▶ [WORK REQUIRED]
Transcribe each line exactly.

▶ [DATASET RECORDS]

* * * * *

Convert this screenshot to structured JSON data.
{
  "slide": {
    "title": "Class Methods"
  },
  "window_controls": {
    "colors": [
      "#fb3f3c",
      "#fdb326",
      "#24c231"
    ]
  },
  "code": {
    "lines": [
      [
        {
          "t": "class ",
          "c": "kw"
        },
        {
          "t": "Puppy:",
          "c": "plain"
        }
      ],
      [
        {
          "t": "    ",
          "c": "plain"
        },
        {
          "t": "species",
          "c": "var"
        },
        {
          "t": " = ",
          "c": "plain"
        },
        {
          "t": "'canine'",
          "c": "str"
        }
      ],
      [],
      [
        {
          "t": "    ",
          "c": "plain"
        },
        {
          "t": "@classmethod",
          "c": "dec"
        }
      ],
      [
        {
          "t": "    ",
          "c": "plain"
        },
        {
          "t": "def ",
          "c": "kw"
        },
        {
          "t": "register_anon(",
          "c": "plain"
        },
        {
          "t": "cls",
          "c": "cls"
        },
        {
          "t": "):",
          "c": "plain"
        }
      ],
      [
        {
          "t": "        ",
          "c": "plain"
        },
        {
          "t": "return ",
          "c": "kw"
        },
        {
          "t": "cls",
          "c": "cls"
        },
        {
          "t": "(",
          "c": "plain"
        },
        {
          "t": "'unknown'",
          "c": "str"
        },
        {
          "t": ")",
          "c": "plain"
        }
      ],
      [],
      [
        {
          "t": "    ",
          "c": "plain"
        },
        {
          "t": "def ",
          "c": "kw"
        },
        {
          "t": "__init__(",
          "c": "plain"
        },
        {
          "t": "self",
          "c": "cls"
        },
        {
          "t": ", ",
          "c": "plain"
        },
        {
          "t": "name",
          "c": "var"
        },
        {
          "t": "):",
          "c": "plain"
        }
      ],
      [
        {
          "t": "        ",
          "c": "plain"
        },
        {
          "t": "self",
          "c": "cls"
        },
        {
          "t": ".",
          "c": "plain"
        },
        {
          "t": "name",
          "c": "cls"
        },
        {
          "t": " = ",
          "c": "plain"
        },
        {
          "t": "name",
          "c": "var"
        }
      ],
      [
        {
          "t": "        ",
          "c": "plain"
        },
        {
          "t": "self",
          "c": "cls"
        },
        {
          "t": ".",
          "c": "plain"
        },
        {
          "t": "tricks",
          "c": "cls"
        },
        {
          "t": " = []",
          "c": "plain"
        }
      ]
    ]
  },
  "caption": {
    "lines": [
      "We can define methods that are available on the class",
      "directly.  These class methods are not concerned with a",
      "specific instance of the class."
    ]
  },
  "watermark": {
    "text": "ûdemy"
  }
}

* * * * *

▶ [FINISHED ANSWER]
Convert this screenshot to structured JSON data.
{
  "slide": {
    "title": "Class Methods"
  },
  "window_controls": {
    "colors": [
      "#fb3f3c",
      "#fdb326",
      "#24c231"
    ]
  },
  "code": {
    "lines": [
      [
        {
          "t": "class ",
          "c": "kw"
        },
        {
          "t": "Puppy:",
          "c": "plain"
        }
      ],
      [
        {
          "t": "    ",
          "c": "plain"
        },
        {
          "t": "species",
          "c": "var"
        },
        {
          "t": " = ",
          "c": "plain"
        },
        {
          "t": "'canine'",
          "c": "str"
        }
      ],
      [],
      [
        {
          "t": "    ",
          "c": "plain"
        },
        {
          "t": "@classmethod",
          "c": "dec"
        }
      ],
      [
        {
          "t": "    ",
          "c": "plain"
        },
        {
          "t": "def ",
          "c": "kw"
        },
        {
          "t": "register_anon(",
          "c": "plain"
        },
        {
          "t": "cls",
          "c": "cls"
        },
        {
          "t": "):",
          "c": "plain"
        }
      ],
      [
        {
          "t": "        ",
          "c": "plain"
        },
        {
          "t": "return ",
          "c": "kw"
        },
        {
          "t": "cls",
          "c": "cls"
        },
        {
          "t": "(",
          "c": "plain"
        },
        {
          "t": "'unknown'",
          "c": "str"
        },
        {
          "t": ")",
          "c": "plain"
        }
      ],
      [],
      [
        {
          "t": "    ",
          "c": "plain"
        },
        {
          "t": "def ",
          "c": "kw"
        },
        {
          "t": "__init__(",
          "c": "plain"
        },
        {
          "t": "self",
          "c": "cls"
        },
        {
          "t": ", ",
          "c": "plain"
        },
        {
          "t": "name",
          "c": "var"
        },
        {
          "t": "):",
          "c": "plain"
        }
      ],
      [
        {
          "t": "        ",
          "c": "plain"
        },
        {
          "t": "self",
          "c": "cls"
        },
        {
          "t": ".",
          "c": "plain"
        },
        {
          "t": "name",
          "c": "cls"
        },
        {
          "t": " = ",
          "c": "plain"
        },
        {
          "t": "name",
          "c": "var"
        }
      ],
      [
        {
          "t": "        ",
          "c": "plain"
        },
        {
          "t": "self",
          "c": "cls"
        },
        {
          "t": ".",
          "c": "plain"
        },
        {
          "t": "tricks",
          "c": "cls"
        },
        {
          "t": " = []",
          "c": "plain"
        }
      ]
    ]
  },
  "caption": {
    "lines": [
      "We can define methods that are available on the class",
      "directly.  These class methods are not concerned with a",
      "specific instance of the class."
    ]
  },
  "watermark": {
    "text": "ûdemy"
  }
}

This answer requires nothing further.